_Entries provided_
◆ ◆ ◆ ◆ ◆

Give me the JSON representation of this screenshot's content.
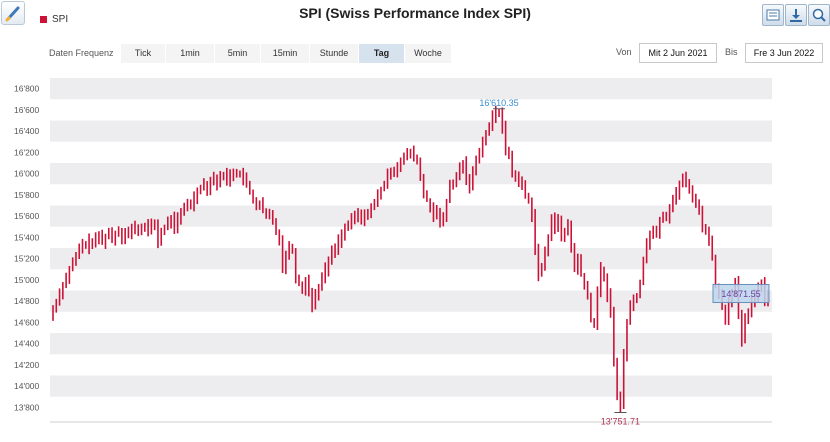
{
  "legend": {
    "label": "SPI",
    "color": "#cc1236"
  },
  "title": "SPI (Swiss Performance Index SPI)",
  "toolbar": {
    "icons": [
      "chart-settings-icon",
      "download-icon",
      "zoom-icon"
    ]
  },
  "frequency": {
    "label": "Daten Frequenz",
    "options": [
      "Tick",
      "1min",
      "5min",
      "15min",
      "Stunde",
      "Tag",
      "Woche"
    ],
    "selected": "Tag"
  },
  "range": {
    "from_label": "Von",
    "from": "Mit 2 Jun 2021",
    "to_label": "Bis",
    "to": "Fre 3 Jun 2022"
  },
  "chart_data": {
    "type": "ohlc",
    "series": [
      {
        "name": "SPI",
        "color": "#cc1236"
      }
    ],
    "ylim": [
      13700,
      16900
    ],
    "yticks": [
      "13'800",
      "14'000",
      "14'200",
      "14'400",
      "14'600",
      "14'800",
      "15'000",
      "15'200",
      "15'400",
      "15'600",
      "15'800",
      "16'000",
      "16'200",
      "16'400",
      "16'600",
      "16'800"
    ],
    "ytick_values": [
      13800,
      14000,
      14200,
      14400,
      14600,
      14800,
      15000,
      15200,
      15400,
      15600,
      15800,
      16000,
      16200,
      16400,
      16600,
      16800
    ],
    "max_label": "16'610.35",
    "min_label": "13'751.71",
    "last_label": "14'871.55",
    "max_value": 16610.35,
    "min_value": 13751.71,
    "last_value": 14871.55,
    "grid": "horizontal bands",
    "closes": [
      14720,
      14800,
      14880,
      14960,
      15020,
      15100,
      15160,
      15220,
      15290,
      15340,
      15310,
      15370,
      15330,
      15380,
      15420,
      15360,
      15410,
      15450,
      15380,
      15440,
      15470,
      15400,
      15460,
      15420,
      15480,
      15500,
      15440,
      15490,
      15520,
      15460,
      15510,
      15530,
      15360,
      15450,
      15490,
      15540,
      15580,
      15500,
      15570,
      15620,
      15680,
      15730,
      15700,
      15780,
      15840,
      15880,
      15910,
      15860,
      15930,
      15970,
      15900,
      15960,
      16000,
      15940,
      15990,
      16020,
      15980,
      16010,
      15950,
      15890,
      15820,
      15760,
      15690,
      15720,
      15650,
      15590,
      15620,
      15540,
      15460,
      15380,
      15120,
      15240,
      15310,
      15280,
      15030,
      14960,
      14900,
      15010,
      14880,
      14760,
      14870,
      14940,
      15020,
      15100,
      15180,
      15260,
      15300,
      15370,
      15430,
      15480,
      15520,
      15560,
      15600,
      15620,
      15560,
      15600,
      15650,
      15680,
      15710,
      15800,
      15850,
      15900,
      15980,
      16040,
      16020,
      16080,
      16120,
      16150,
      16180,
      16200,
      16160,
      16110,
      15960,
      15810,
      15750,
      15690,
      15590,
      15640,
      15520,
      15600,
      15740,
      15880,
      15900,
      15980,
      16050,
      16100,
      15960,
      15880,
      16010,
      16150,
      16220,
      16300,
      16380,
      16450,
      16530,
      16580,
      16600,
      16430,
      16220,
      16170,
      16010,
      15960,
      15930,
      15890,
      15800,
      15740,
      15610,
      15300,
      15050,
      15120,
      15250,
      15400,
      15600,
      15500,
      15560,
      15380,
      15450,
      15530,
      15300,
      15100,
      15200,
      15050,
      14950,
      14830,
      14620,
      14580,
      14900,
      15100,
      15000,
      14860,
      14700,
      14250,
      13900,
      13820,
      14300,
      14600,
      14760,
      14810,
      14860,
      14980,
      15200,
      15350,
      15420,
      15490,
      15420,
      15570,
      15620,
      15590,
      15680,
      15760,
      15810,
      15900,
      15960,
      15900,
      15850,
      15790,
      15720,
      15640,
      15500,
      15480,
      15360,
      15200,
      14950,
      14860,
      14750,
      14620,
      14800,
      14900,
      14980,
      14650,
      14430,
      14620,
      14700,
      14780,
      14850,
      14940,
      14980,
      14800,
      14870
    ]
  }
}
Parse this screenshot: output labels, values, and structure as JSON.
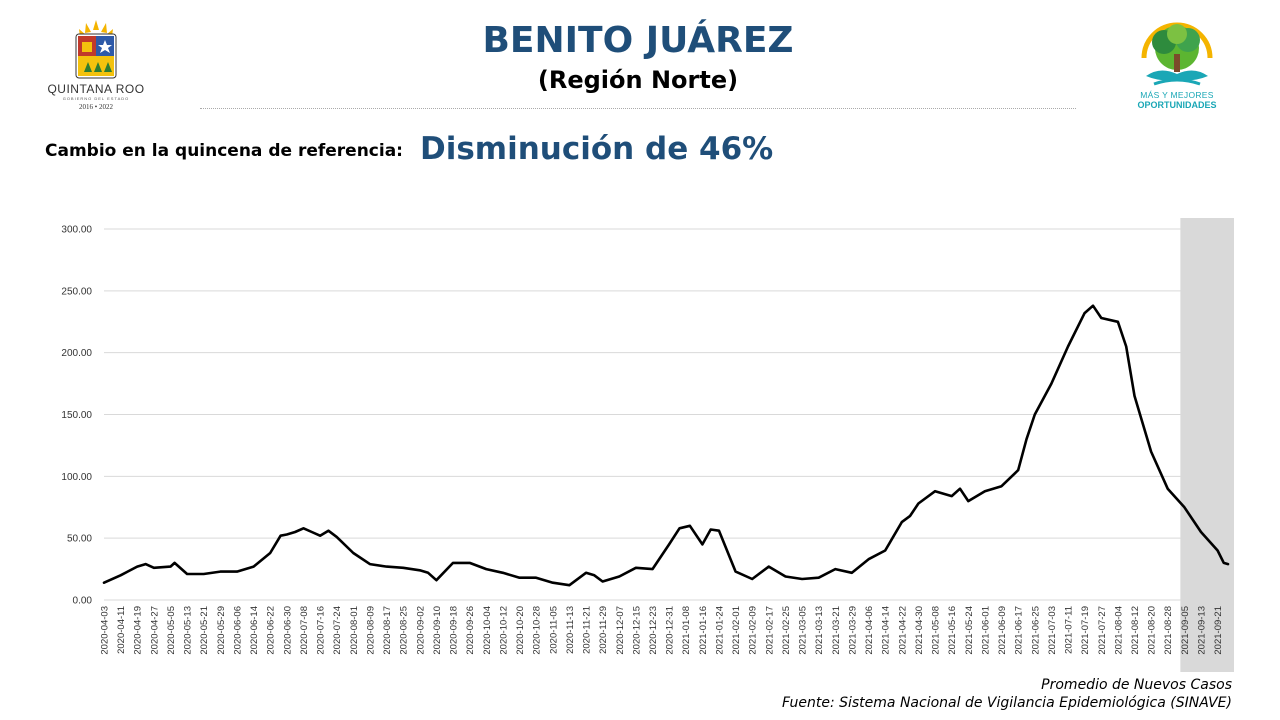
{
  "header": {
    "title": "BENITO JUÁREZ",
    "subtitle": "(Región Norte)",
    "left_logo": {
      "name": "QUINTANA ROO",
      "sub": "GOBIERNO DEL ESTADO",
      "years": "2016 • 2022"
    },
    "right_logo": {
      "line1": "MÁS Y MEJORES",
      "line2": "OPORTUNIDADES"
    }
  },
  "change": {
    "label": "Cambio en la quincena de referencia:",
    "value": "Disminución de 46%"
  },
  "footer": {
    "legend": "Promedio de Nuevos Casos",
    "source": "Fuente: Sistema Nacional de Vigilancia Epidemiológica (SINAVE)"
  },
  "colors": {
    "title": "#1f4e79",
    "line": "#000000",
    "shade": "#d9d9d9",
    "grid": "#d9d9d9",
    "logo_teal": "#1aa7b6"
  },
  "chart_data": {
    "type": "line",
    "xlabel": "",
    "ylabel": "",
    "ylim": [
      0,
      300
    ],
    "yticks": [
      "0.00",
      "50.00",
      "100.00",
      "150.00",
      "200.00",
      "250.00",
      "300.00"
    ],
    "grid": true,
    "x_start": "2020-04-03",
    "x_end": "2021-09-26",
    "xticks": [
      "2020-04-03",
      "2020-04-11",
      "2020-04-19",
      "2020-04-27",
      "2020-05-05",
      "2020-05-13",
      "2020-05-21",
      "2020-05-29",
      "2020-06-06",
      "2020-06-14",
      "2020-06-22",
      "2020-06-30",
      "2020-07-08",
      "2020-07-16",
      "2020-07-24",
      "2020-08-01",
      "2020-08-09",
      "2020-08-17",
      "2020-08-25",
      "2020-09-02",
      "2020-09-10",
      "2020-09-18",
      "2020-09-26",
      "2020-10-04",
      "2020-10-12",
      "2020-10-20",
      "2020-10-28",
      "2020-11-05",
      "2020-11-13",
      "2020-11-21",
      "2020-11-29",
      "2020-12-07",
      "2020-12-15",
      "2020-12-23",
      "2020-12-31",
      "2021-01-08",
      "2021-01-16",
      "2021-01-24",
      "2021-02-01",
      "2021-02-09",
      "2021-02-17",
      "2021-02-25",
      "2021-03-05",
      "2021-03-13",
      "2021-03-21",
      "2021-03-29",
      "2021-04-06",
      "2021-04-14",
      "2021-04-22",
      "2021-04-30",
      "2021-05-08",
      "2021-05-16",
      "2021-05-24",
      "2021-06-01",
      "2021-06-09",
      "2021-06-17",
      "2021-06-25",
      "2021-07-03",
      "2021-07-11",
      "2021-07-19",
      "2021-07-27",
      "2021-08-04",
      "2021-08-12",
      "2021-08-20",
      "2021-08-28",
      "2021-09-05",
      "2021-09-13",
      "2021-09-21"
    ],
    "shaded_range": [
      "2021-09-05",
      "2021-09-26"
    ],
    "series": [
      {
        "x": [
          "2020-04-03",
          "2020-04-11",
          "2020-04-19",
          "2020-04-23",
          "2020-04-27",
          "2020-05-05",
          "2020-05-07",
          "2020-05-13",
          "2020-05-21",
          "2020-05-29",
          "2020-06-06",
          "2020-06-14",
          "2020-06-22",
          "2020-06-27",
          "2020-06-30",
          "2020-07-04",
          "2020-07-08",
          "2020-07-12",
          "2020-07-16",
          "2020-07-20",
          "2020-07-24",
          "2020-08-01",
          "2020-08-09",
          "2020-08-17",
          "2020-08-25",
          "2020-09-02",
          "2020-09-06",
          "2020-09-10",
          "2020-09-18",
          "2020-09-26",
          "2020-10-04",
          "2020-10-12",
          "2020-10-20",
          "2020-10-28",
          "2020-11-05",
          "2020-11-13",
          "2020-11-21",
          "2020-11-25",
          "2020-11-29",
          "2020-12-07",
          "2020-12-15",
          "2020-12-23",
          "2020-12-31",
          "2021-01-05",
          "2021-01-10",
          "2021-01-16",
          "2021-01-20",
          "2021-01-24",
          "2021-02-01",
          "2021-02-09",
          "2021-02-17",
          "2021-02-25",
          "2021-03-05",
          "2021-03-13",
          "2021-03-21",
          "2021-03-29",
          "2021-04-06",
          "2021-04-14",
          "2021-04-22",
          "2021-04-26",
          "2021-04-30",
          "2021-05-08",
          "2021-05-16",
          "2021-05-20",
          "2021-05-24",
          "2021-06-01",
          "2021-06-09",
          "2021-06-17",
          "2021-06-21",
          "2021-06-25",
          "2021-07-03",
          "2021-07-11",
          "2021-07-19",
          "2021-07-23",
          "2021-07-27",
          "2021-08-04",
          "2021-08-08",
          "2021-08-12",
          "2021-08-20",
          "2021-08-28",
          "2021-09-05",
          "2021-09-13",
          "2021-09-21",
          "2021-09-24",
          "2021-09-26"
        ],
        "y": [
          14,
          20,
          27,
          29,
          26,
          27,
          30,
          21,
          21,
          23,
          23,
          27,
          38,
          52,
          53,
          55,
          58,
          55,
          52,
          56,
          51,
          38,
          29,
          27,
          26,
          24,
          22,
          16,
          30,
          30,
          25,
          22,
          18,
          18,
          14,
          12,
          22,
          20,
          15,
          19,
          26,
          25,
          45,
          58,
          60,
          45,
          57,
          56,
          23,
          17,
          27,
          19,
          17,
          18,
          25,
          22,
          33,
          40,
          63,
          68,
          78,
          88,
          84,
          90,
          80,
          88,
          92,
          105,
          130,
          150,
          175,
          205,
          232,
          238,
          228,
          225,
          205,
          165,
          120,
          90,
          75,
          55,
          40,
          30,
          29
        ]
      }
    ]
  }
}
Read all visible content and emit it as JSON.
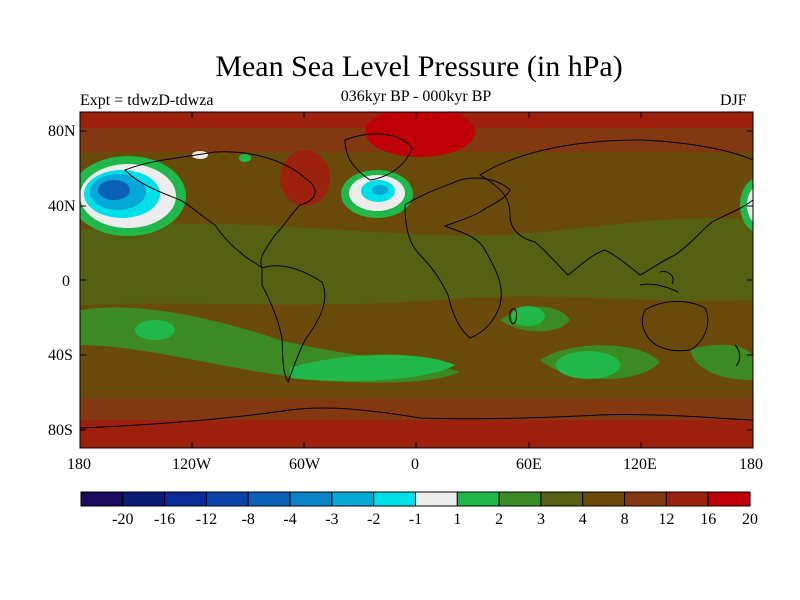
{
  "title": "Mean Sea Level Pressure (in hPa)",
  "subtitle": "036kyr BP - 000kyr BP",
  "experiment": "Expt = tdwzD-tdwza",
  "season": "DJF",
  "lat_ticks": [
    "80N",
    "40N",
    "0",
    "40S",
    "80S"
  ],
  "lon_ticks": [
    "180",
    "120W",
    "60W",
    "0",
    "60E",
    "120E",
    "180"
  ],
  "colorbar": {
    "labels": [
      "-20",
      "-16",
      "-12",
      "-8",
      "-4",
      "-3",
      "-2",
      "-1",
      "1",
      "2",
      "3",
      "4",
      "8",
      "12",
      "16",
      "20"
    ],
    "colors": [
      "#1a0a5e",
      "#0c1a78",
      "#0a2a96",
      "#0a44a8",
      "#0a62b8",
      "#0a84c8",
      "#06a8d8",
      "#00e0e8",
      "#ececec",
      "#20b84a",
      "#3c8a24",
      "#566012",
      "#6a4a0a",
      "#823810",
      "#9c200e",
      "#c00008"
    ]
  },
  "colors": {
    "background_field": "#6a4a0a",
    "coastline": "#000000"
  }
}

◆ ◆ ◆ ◆ ◆

_Work to be completed_
From the material above, copy each line that includes the word "labels".

_Exercise response_
Parse this screenshot: output labels, values, and structure as JSON.
    "labels": [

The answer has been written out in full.